▶ _Entries taken from a collection_
★ ★ ★

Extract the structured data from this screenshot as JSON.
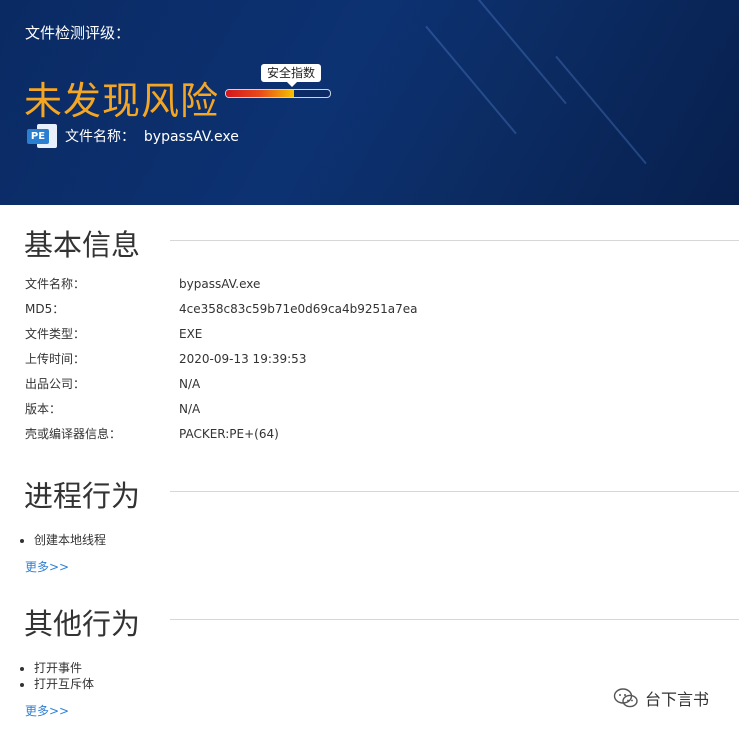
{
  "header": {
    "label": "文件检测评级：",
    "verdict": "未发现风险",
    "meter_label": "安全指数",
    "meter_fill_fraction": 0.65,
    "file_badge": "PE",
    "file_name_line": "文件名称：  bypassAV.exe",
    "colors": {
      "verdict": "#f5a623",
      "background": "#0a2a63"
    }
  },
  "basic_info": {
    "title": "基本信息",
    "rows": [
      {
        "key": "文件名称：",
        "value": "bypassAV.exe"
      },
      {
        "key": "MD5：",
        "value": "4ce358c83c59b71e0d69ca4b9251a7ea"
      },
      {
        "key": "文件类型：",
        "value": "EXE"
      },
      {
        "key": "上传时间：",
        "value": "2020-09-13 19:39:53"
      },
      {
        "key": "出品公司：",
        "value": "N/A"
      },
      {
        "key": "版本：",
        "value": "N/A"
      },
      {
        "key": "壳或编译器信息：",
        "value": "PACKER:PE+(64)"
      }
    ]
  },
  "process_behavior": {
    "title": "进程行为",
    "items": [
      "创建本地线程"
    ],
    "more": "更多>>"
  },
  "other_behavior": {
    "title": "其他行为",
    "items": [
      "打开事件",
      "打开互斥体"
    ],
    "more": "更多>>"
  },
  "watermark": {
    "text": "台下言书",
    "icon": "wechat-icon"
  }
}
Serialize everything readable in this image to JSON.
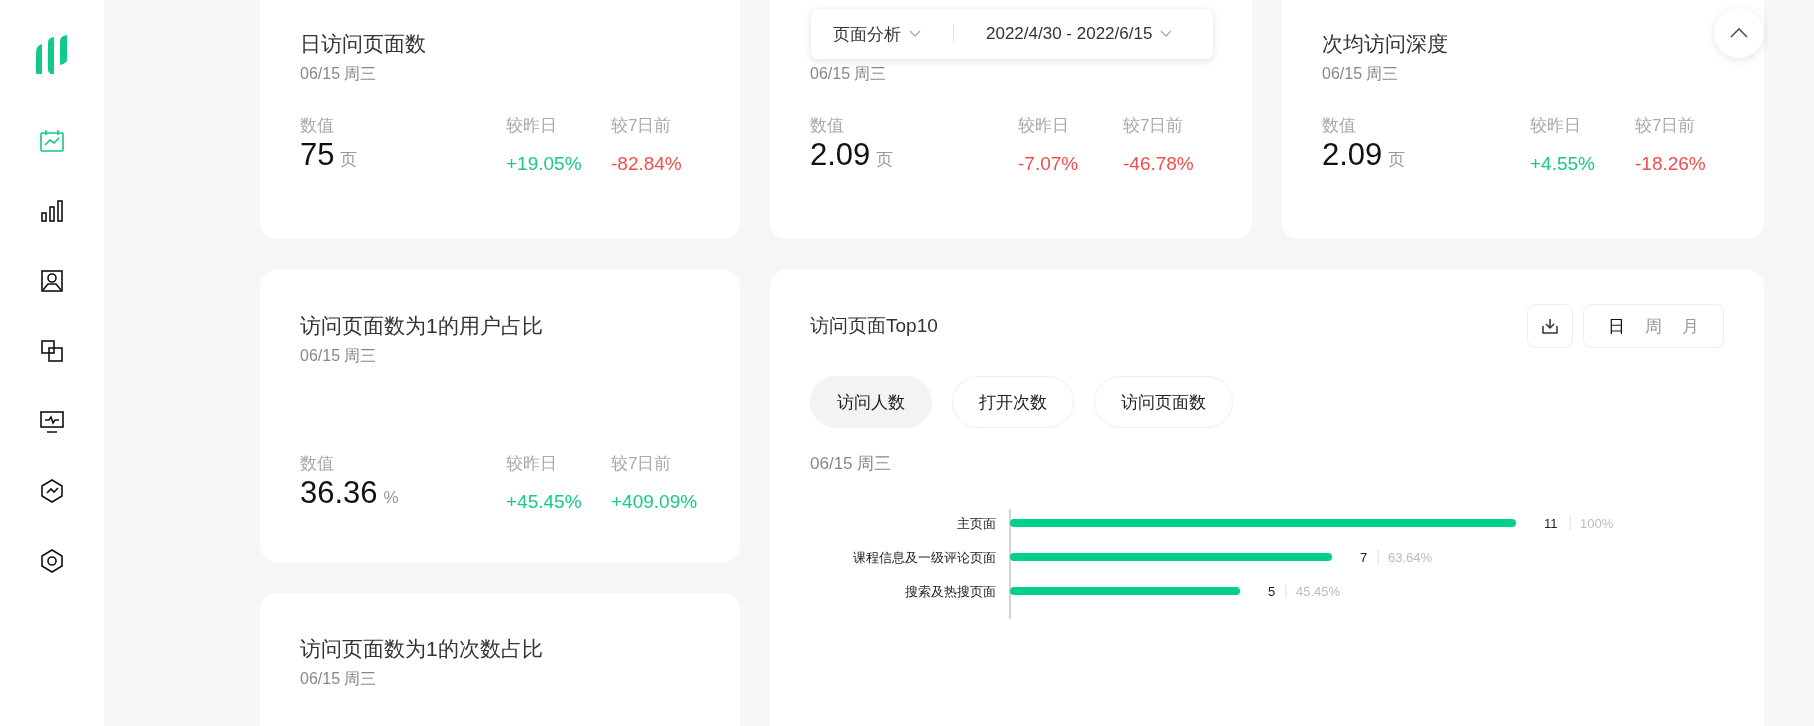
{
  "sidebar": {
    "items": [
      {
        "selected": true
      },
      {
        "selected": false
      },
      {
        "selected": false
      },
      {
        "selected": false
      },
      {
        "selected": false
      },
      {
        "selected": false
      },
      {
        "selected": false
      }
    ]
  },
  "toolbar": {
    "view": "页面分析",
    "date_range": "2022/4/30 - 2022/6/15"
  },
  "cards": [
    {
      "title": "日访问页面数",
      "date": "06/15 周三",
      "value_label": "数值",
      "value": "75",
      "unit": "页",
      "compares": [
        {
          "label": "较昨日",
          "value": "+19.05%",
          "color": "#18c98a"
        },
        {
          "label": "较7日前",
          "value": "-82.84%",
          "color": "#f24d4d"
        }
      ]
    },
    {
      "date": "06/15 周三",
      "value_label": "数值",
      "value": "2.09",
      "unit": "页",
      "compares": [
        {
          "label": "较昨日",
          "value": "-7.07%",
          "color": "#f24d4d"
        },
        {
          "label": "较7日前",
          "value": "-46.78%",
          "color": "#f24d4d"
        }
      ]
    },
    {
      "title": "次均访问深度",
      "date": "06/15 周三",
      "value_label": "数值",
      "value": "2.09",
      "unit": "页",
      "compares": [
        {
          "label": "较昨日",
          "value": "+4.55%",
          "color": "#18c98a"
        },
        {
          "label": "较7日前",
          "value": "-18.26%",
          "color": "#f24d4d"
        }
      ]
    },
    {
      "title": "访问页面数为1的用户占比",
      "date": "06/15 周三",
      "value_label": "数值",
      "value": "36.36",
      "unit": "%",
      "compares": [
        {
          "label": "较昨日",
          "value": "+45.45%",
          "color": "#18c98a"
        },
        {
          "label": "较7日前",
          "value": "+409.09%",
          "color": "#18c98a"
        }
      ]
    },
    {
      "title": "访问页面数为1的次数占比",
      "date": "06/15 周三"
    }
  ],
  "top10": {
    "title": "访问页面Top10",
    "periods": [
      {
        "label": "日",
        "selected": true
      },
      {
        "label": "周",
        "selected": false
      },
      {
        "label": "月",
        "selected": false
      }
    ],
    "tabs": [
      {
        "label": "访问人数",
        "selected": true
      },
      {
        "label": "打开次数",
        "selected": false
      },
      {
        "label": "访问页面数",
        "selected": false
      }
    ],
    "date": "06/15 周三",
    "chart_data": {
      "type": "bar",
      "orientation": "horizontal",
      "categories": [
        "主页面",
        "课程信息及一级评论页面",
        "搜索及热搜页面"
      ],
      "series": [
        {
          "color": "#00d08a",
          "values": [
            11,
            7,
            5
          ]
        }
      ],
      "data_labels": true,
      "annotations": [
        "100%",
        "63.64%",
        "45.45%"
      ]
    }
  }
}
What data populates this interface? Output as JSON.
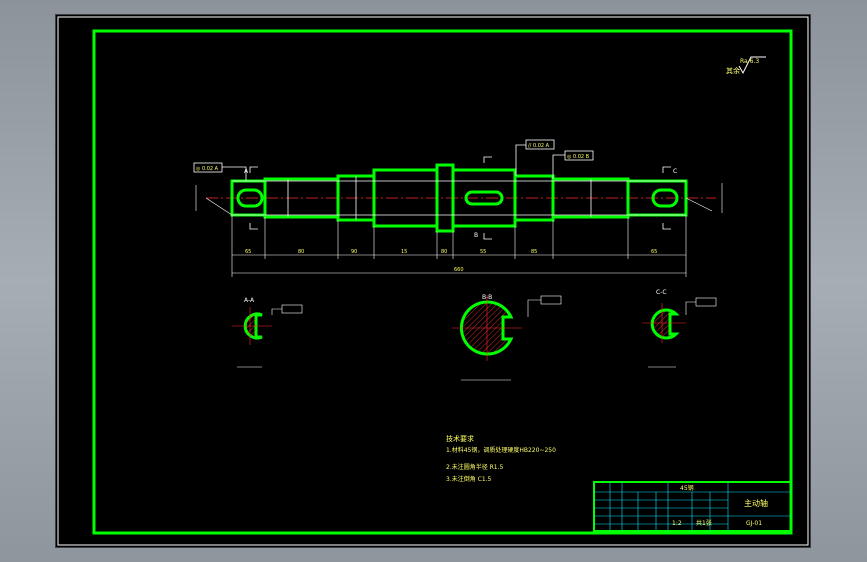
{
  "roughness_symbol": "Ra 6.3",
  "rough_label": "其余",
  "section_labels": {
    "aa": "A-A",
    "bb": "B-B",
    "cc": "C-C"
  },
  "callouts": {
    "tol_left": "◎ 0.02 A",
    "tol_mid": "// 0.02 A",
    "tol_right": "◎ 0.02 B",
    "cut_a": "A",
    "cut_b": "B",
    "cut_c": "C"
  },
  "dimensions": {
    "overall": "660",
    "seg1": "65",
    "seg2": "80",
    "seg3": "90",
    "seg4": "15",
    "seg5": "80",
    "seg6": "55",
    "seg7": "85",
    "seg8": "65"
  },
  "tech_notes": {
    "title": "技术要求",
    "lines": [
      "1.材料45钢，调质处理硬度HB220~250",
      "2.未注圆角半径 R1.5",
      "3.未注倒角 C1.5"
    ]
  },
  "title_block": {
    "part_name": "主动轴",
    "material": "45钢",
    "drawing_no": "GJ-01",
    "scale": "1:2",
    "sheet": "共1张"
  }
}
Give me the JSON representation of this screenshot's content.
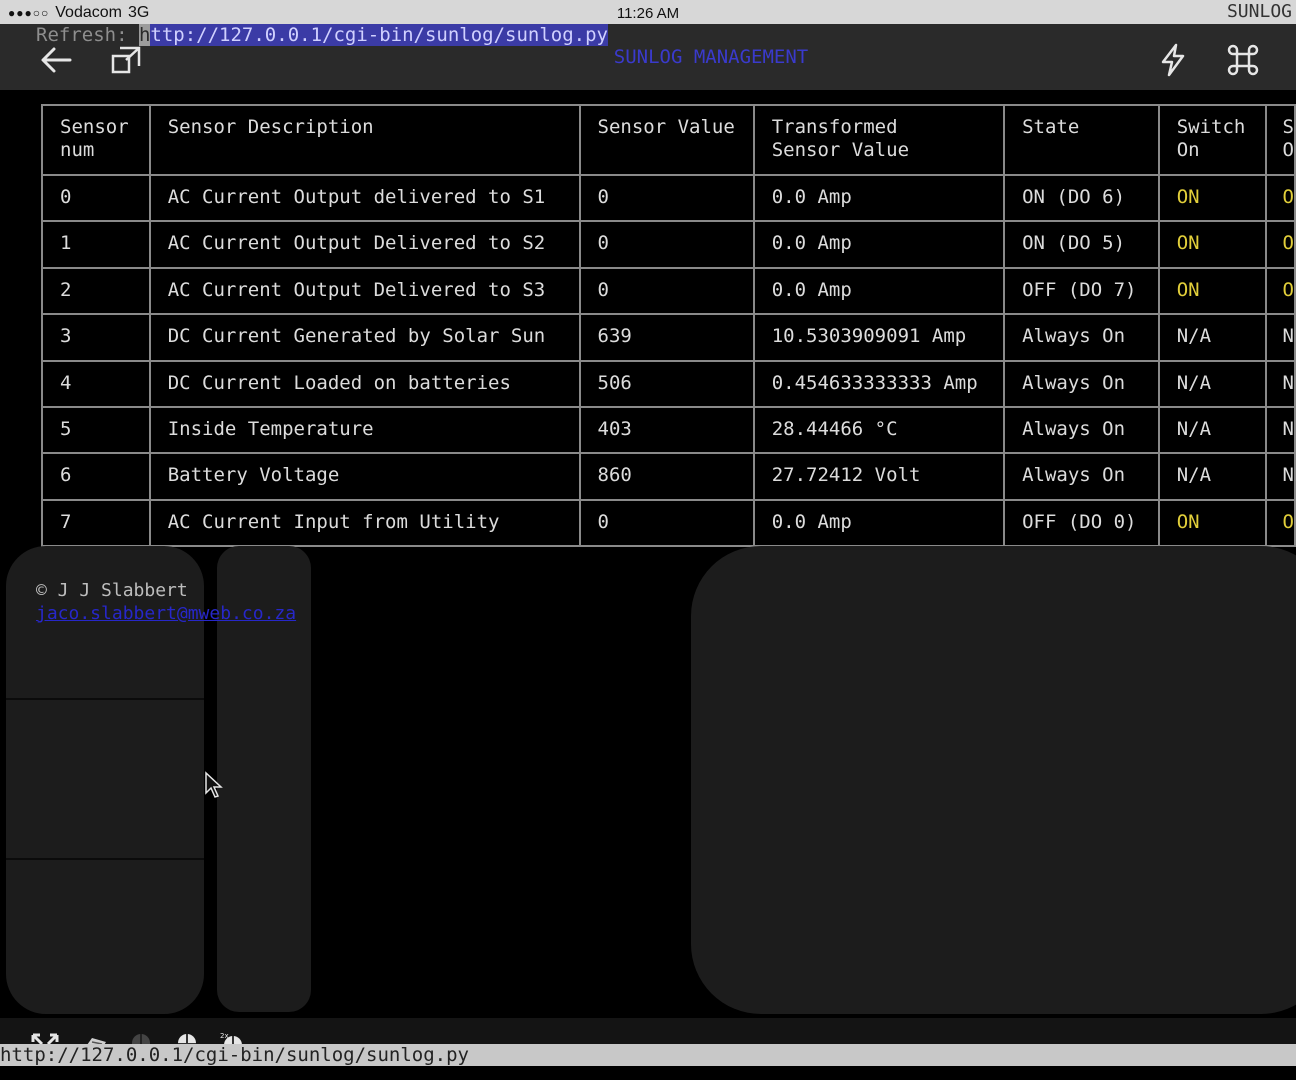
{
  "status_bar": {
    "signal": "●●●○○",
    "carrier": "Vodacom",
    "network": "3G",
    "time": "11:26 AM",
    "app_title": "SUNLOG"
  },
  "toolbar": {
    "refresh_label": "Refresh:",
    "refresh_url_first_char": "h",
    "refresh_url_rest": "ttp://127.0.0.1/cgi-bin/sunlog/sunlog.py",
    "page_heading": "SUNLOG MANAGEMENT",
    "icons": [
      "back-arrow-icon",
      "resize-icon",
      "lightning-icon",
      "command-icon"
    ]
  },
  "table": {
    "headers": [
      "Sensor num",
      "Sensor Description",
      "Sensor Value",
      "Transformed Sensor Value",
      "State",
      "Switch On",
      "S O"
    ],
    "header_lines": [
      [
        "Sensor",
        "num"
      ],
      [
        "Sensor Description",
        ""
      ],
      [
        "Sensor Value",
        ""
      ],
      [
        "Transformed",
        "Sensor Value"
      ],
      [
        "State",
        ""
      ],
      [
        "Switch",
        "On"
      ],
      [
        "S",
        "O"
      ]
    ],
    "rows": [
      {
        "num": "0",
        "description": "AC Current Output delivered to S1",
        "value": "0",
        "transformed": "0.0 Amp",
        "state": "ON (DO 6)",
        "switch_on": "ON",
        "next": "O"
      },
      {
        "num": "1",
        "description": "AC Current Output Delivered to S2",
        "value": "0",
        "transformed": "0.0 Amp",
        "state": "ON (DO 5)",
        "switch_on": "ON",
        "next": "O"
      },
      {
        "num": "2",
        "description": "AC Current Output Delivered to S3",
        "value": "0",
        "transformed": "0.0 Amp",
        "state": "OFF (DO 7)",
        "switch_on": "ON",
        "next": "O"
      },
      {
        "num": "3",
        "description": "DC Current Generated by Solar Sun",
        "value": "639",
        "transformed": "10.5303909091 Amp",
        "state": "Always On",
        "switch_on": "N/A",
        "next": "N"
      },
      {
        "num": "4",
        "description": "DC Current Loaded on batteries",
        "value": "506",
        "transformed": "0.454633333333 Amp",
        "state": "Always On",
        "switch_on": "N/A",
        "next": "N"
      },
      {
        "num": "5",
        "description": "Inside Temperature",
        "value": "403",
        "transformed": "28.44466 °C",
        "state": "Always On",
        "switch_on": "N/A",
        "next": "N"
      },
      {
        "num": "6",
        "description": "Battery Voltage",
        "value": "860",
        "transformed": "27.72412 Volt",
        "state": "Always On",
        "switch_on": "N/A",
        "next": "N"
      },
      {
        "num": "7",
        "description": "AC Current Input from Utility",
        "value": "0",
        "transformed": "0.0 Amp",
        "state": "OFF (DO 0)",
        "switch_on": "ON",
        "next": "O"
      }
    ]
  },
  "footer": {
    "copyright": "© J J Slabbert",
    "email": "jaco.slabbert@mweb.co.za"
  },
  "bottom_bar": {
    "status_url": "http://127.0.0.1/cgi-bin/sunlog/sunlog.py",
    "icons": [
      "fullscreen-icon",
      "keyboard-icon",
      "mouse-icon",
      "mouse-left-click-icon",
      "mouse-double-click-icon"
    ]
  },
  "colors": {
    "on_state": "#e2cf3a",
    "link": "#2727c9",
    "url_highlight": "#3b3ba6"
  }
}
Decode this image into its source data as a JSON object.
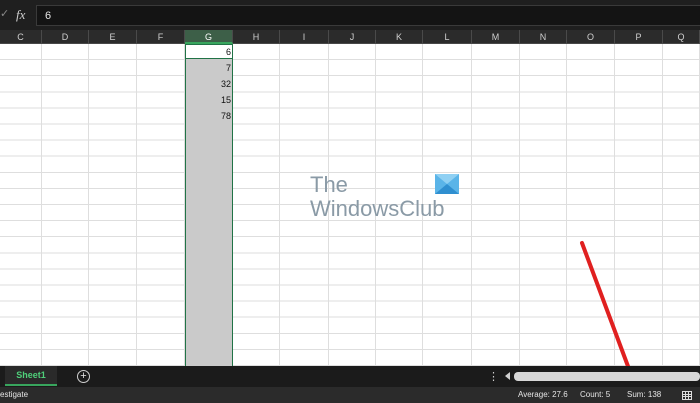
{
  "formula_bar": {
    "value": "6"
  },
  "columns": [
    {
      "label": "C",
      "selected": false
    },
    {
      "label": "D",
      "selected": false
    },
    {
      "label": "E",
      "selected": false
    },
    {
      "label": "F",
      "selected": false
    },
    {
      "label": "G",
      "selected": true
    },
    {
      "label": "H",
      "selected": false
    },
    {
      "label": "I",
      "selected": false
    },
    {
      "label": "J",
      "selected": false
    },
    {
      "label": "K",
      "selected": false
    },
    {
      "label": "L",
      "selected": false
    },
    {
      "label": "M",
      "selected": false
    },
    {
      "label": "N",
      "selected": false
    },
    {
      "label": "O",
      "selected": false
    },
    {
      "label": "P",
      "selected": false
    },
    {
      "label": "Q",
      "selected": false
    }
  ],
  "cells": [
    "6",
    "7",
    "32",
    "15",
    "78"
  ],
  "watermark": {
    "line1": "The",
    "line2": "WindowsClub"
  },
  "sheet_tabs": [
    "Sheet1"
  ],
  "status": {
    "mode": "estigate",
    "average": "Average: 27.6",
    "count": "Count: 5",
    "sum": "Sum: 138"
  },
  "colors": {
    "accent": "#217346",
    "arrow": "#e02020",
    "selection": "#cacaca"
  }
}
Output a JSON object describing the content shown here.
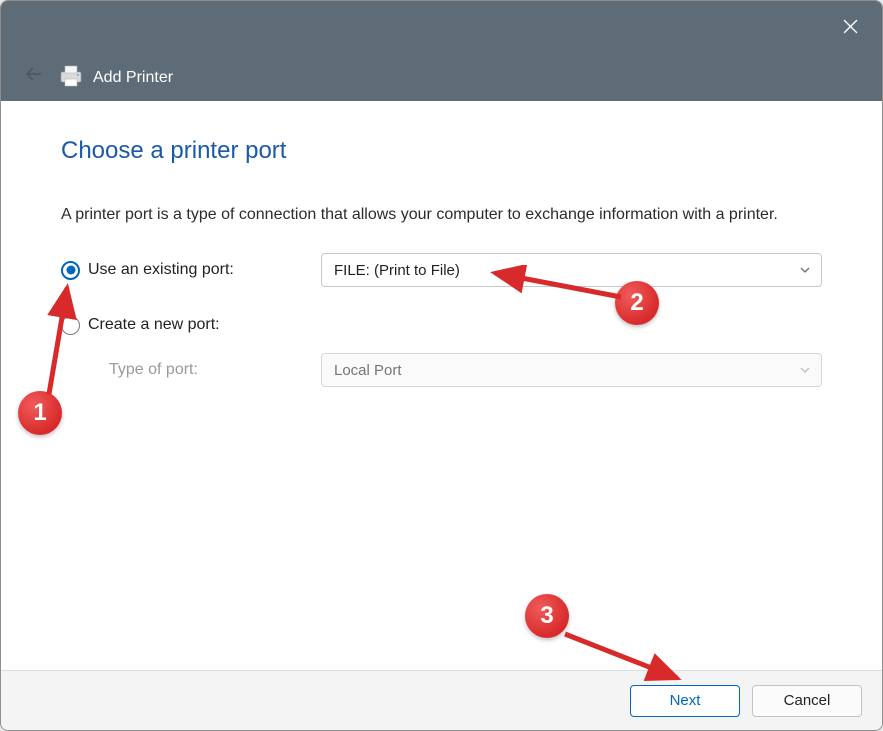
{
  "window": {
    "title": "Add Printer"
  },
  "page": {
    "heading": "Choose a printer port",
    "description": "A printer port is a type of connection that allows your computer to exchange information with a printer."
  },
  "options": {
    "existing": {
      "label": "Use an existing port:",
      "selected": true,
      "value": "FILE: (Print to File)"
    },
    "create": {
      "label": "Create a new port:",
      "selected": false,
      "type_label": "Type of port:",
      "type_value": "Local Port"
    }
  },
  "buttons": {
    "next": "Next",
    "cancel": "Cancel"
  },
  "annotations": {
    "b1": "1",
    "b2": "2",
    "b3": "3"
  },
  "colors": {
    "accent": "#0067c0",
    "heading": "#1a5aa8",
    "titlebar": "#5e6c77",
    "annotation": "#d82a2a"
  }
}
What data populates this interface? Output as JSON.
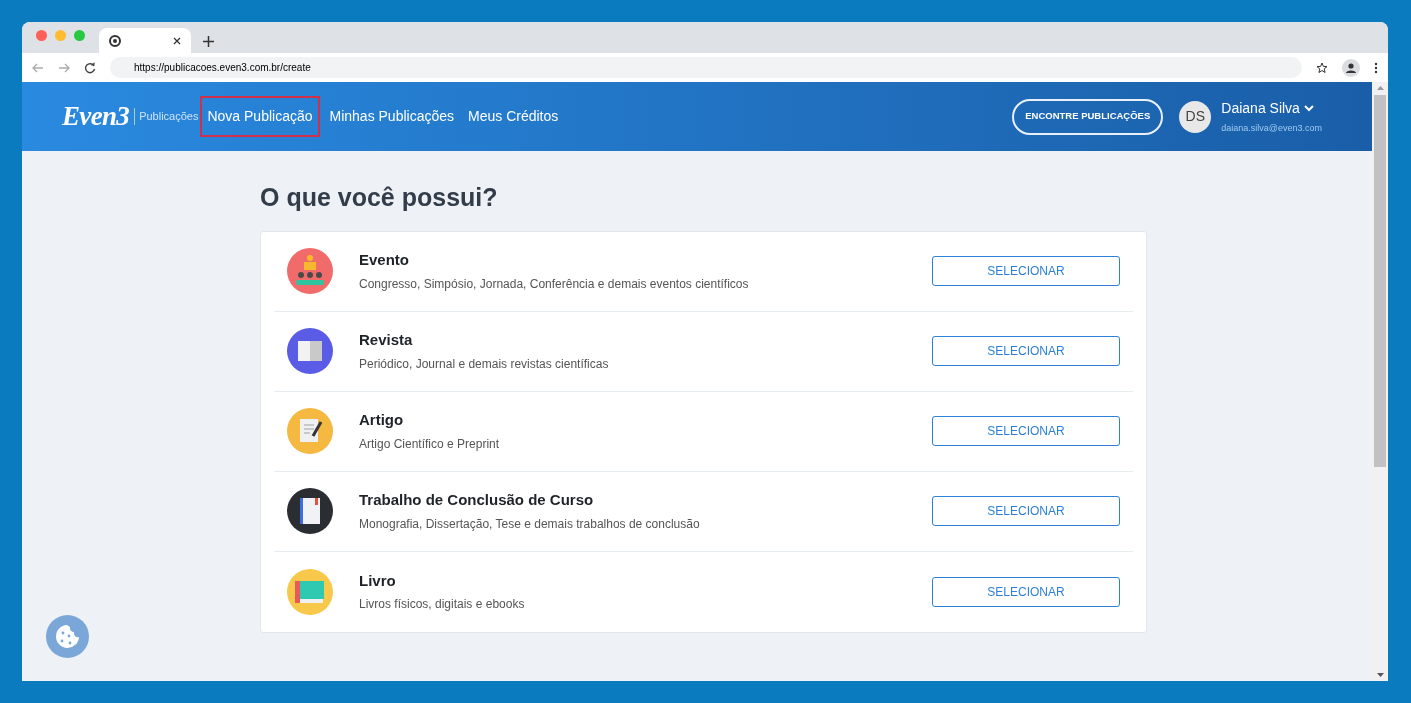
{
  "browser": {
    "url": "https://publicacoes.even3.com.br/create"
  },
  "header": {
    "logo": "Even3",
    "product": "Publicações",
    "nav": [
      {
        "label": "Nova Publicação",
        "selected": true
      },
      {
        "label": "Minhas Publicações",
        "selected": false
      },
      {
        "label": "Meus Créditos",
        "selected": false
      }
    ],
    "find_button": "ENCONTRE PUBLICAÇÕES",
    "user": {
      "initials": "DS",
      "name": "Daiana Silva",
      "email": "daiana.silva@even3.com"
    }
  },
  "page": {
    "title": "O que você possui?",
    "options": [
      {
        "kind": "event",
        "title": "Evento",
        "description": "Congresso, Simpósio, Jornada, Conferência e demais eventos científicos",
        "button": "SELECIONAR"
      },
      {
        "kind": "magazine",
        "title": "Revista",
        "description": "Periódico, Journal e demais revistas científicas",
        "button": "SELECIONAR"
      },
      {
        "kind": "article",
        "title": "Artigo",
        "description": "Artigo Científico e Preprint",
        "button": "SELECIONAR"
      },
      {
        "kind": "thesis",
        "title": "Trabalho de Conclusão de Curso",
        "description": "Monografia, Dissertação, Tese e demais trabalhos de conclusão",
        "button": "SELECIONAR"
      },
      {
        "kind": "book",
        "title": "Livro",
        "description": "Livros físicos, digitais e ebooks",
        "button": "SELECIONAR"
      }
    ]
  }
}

★ ★ ★

In the material above, find each line that contains the word "文件名称", and select it.

▶ _COMPLETED TASK_
    "file_name_line": "文件名称：  bypassAV.exe",
        "key": "文件名称：",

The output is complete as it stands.